> YOUR GOAL:
Lines holding the string "ALLOWABLE" are the ones to copy from this listing.

<<<<

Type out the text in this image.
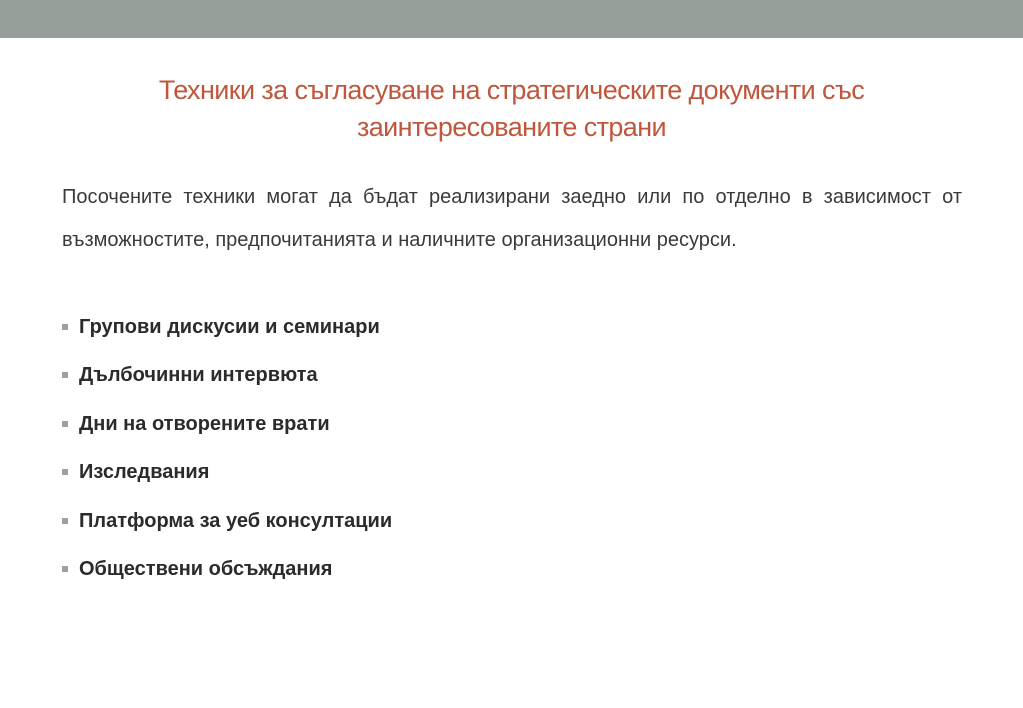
Техники за съгласуване на стратегическите документи със заинтересованите страни

Посочените техники могат да бъдат реализирани заедно или по отделно в зависимост от възможностите, предпочитанията и наличните организационни ресурси.

Групови дискусии и семинари
Дълбочинни интервюта
Дни на отворените врати
Изследвания
Платформа за уеб консултации
Обществени обсъждания
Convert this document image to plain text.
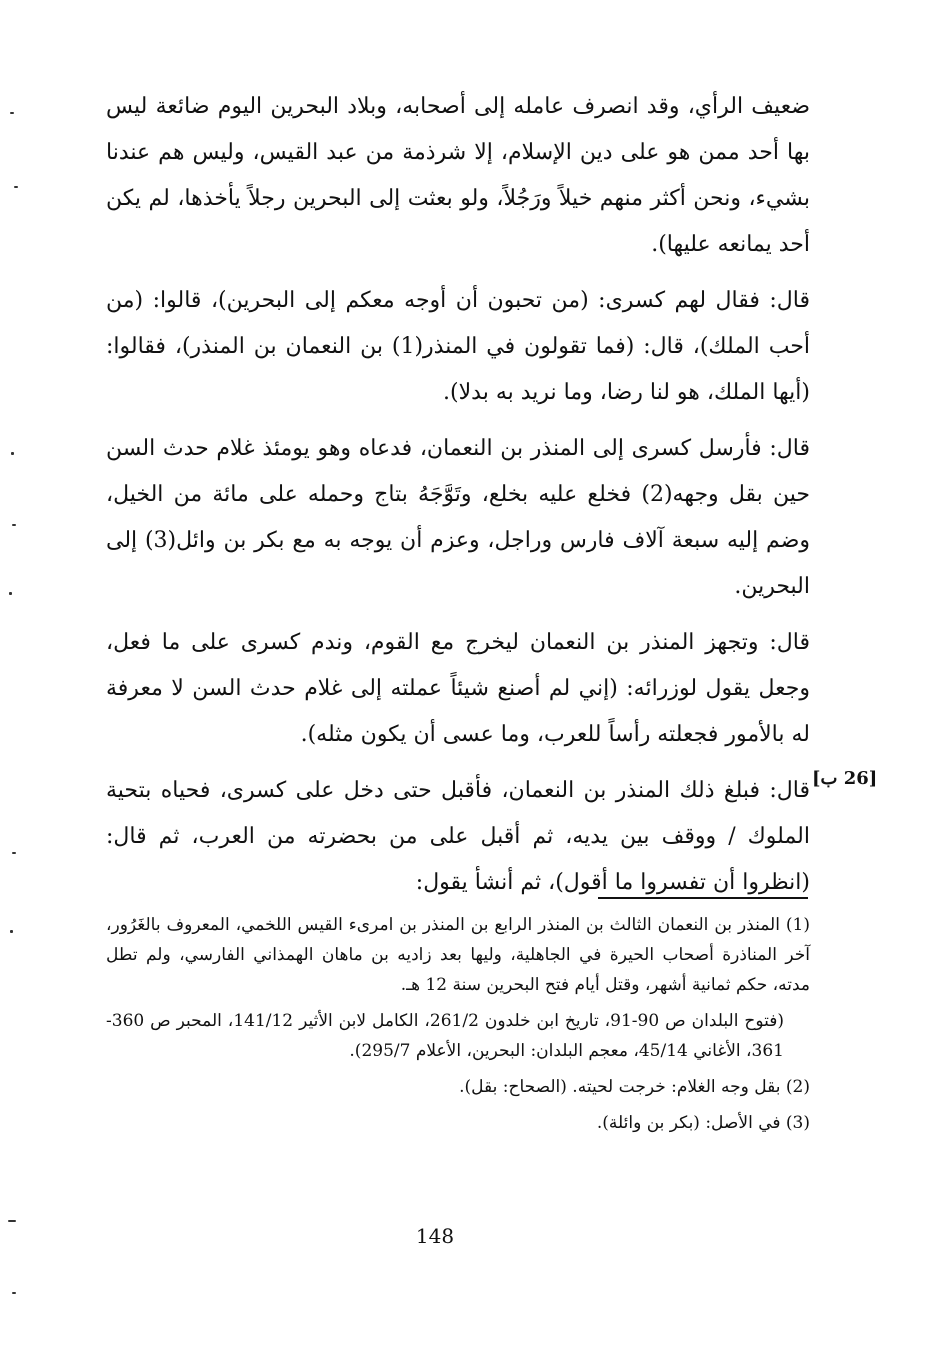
ضعيف الرأي، وقد انصرف عامله إلى أصحابه، وبلاد البحرين اليوم ضائعة ليس بها أحد ممن هو على دين الإسلام، إلا شرذمة من عبد القيس، وليس هم عندنا بشيء، ونحن أكثر منهم خيلاً ورَجُلاً، ولو بعثت إلى البحرين رجلاً يأخذها، لم يكن أحد يمانعه عليها).

قال: فقال لهم كسرى: (من تحبون أن أوجه معكم إلى البحرين)، قالوا: (من أحب الملك)، قال: (فما تقولون في المنذر(1) بن النعمان بن المنذر)، فقالوا: (أيها الملك، هو لنا رضا، وما نريد به بدلا).

قال: فأرسل كسرى إلى المنذر بن النعمان، فدعاه وهو يومئذ غلام حدث السن حين بقل وجهه(2) فخلع عليه بخلع، وتَوَّجَهُ بتاج وحمله على مائة من الخيل، وضم إليه سبعة آلاف فارس وراجل، وعزم أن يوجه به مع بكر بن وائل(3) إلى البحرين.

قال: وتجهز المنذر بن النعمان ليخرج مع القوم، وندم كسرى على ما فعل، وجعل يقول لوزرائه: (إني لم أصنع شيئاً عملته إلى غلام حدث السن لا معرفة له بالأمور فجعلته رأساً للعرب، وما عسى أن يكون مثله).

قال: فبلغ ذلك المنذر بن النعمان، فأقبل حتى دخل على كسرى، فحياه بتحية الملوك / ووقف بين يديه، ثم أقبل على من بحضرته من العرب، ثم قال: (انظروا أن تفسروا ما أقول)، ثم أنشأ يقول:

[26 ب]

(1) المنذر بن النعمان الثالث بن المنذر الرابع بن المنذر بن امرىء القيس اللخمي، المعروف بالغَرُور، آخر المناذرة أصحاب الحيرة في الجاهلية، وليها بعد زاديه بن ماهان الهمذاني الفارسي، ولم تطل مدته، حكم ثمانية أشهر، وقتل أيام فتح البحرين سنة 12 هـ.

(فتوح البلدان ص 90-91، تاريخ ابن خلدون 261/2، الكامل لابن الأثير 141/12، المحبر ص 360-361، الأغاني 45/14، معجم البلدان: البحرين، الأعلام 295/7).

(2) بقل وجه الغلام: خرجت لحيته. (الصحاح: بقل).

(3) في الأصل: (بكر بن وائلة).

148
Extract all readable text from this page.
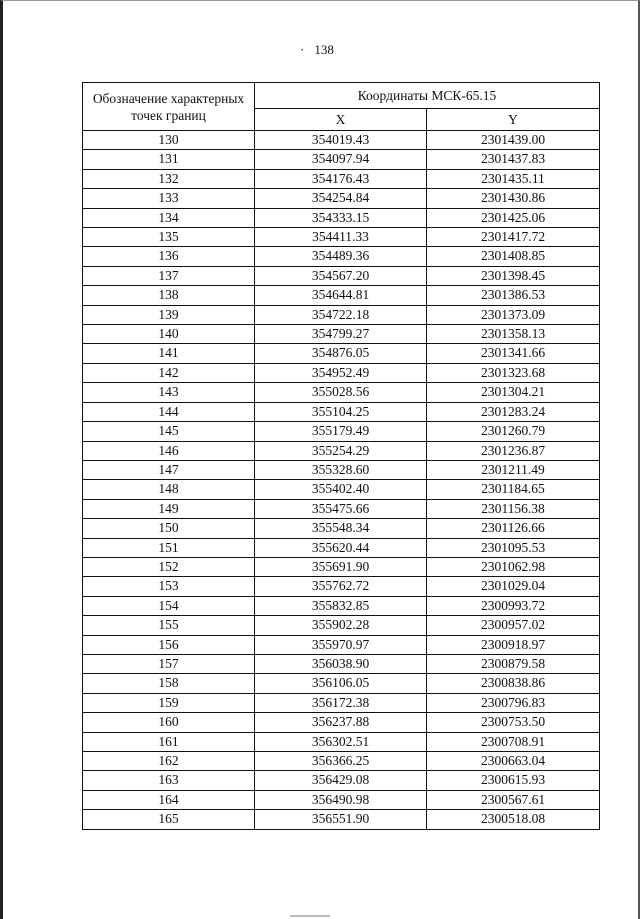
· 138
Обозначение характерных точек границ	Координаты МСК-65.15	
	X	Y
130	354019.43	2301439.00
131	354097.94	2301437.83
132	354176.43	2301435.11
133	354254.84	2301430.86
134	354333.15	2301425.06
135	354411.33	2301417.72
136	354489.36	2301408.85
137	354567.20	2301398.45
138	354644.81	2301386.53
139	354722.18	2301373.09
140	354799.27	2301358.13
141	354876.05	2301341.66
142	354952.49	2301323.68
143	355028.56	2301304.21
144	355104.25	2301283.24
145	355179.49	2301260.79
146	355254.29	2301236.87
147	355328.60	2301211.49
148	355402.40	2301184.65
149	355475.66	2301156.38
150	355548.34	2301126.66
151	355620.44	2301095.53
152	355691.90	2301062.98
153	355762.72	2301029.04
154	355832.85	2300993.72
155	355902.28	2300957.02
156	355970.97	2300918.97
157	356038.90	2300879.58
158	356106.05	2300838.86
159	356172.38	2300796.83
160	356237.88	2300753.50
161	356302.51	2300708.91
162	356366.25	2300663.04
163	356429.08	2300615.93
164	356490.98	2300567.61
165	356551.90	2300518.08
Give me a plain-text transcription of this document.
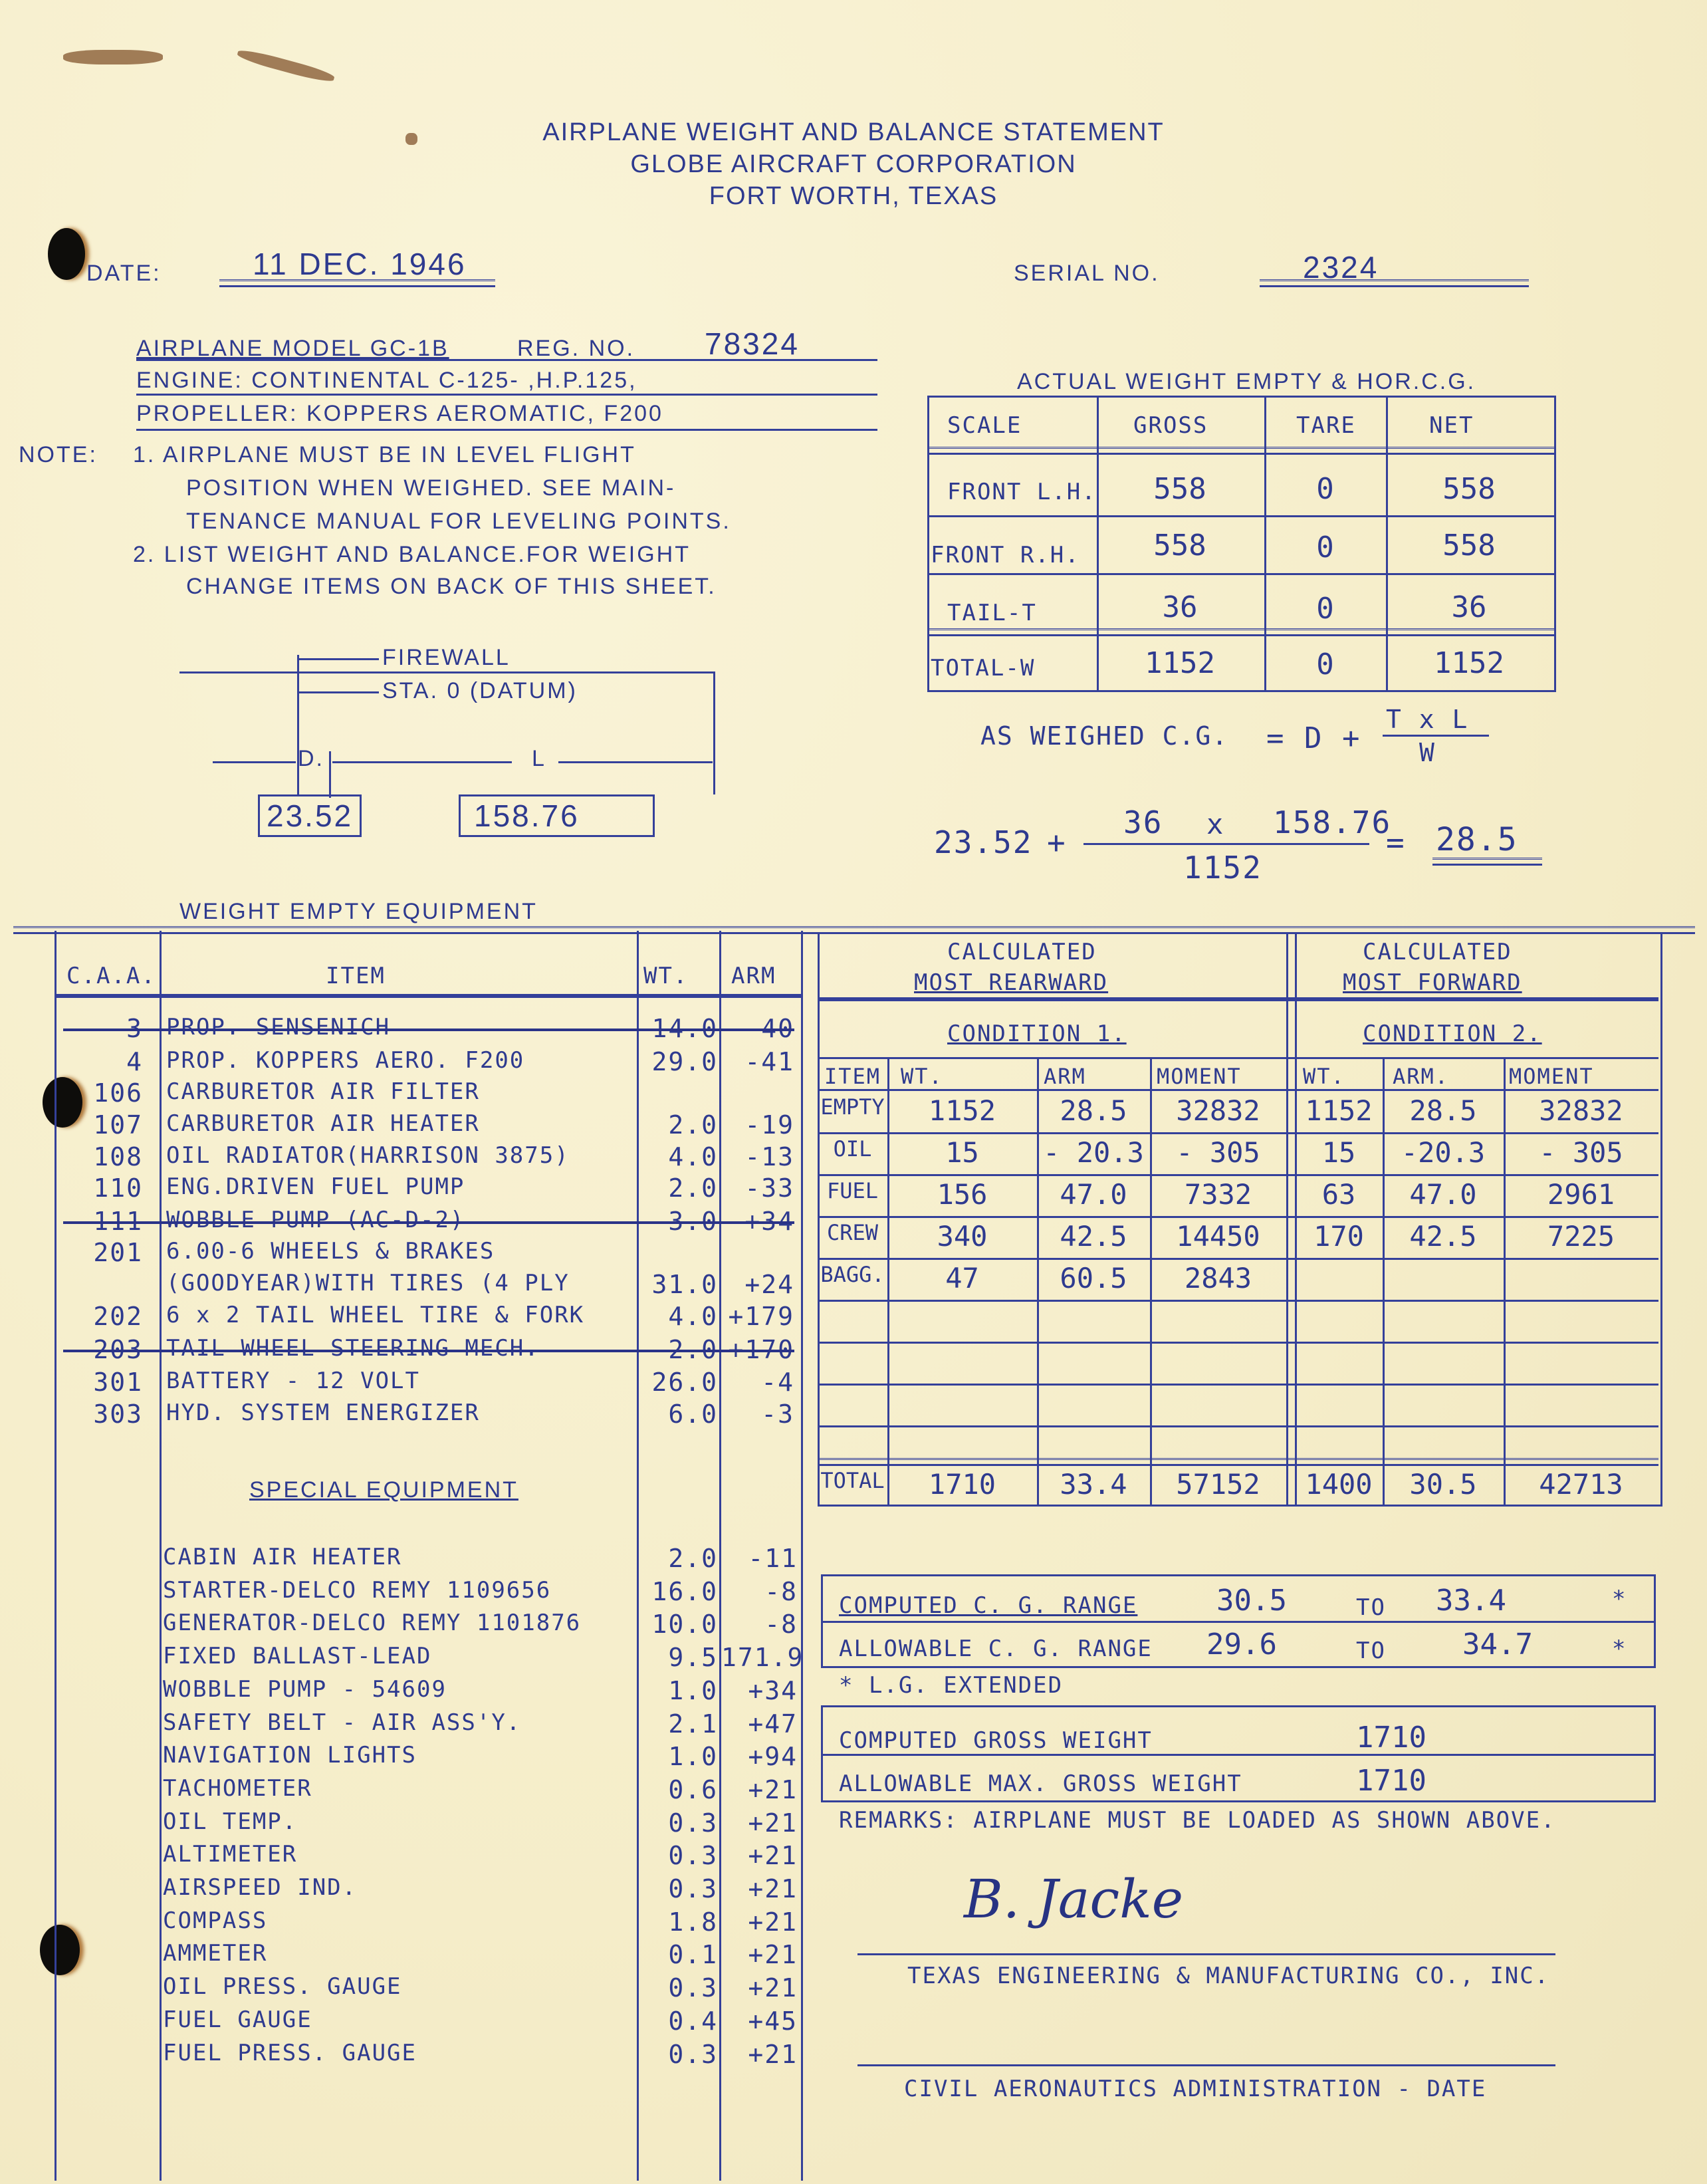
AIRPLANE WEIGHT AND BALANCE STATEMENT
GLOBE AIRCRAFT CORPORATION
FORT WORTH, TEXAS
DATE:	11 DEC. 1946	SERIAL NO.	2324
AIRPLANE MODEL GC-1B	REG. NO. 78324
ENGINE: CONTINENTAL C-125- ,H.P.125,
PROPELLER: KOPPERS AEROMATIC, F200
NOTE: 1. AIRPLANE MUST BE IN LEVEL FLIGHT
POSITION WHEN WEIGHED. SEE MAIN-
TENANCE MANUAL FOR LEVELING POINTS.
2. LIST WEIGHT AND BALANCE.FOR WEIGHT
CHANGE ITEMS ON BACK OF THIS SHEET.
FIREWALL
STA. 0 (DATUM)
D.	L
23.52	158.76
ACTUAL WEIGHT EMPTY & HOR.C.G.
SCALE	GROSS	TARE	NET
FRONT L.H.	558	0	558
FRONT R.H.	558	0	558
TAIL-T	36	0	36
TOTAL-W	1152	0	1152
AS WEIGHED C.G. = D +
T x L
W
23.52 +
36 x 158.76
1152
= 28.5
WEIGHT EMPTY EQUIPMENT
C.A.A.	ITEM	WT. ARM
3 PROP. SENSENICH	14.0	-40
4 PROP. KOPPERS AERO. F200	29.0	-41
106 CARBURETOR AIR FILTER
107 CARBURETOR AIR HEATER	2.0	-19
108 OIL RADIATOR(HARRISON 3875)	4.0	-13
110 ENG.DRIVEN FUEL PUMP	2.0	-33
111 WOBBLE PUMP (AC-D-2)	3.0	+34
201 6.00-6 WHEELS & BRAKES
(GOODYEAR)WITH TIRES (4 PLY	31.0	+24
202 6 x 2 TAIL WHEEL TIRE & FORK	4.0 +179
203 TAIL WHEEL STEERING MECH.	2.0 +170
301 BATTERY - 12 VOLT	26.0	-4
303 HYD. SYSTEM ENERGIZER	6.0	-3
SPECIAL EQUIPMENT
CABIN AIR HEATER	2.0	-11
STARTER-DELCO REMY 1109656	16.0	-8
GENERATOR-DELCO REMY 1101876	10.0	-8
FIXED BALLAST-LEAD	9.5 171.9
WOBBLE PUMP - 54609	1.0	+34
SAFETY BELT - AIR ASS'Y.	2.1	+47
NAVIGATION LIGHTS	1.0	+94
TACHOMETER	0.6	+21
OIL TEMP.	0.3	+21
ALTIMETER	0.3	+21
AIRSPEED IND.	0.3	+21
COMPASS	1.8	+21
AMMETER	0.1	+21
OIL PRESS. GAUGE	0.3	+21
FUEL GAUGE	0.4	+45
FUEL PRESS. GAUGE	0.3	+21
CALCULATED
MOST REARWARD
CALCULATED
MOST FORWARD
CONDITION 1.	CONDITION 2.
ITEM WT.	ARM	MOMENT	WT. ARM.	MOMENT
EMPTY	1152	28.5	32832	1152	28.5	32832
OIL	15	- 20.3	- 305	15	-20.3	- 305
FUEL	156	47.0	7332	63	47.0	2961
CREW	340	42.5	14450	170	42.5	7225
BAGG.	47	60.5	2843
TOTAL	1710	33.4	57152	1400	30.5	42713
COMPUTED C. G. RANGE	30.5	TO 33.4	*
ALLOWABLE C. G. RANGE 29.6	TO	34.7	*
* L.G. EXTENDED
COMPUTED GROSS WEIGHT	1710
ALLOWABLE MAX. GROSS WEIGHT	1710
REMARKS: AIRPLANE MUST BE LOADED AS SHOWN ABOVE.
B. Jacke
TEXAS ENGINEERING & MANUFACTURING CO., INC.
CIVIL AERONAUTICS ADMINISTRATION - DATE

>>>>

> EXERCISE OUTPUT:
ALLOWABLE C. G. RANGE 29.6	TO	34.7	*
ALLOWABLE MAX. GROSS WEIGHT	1710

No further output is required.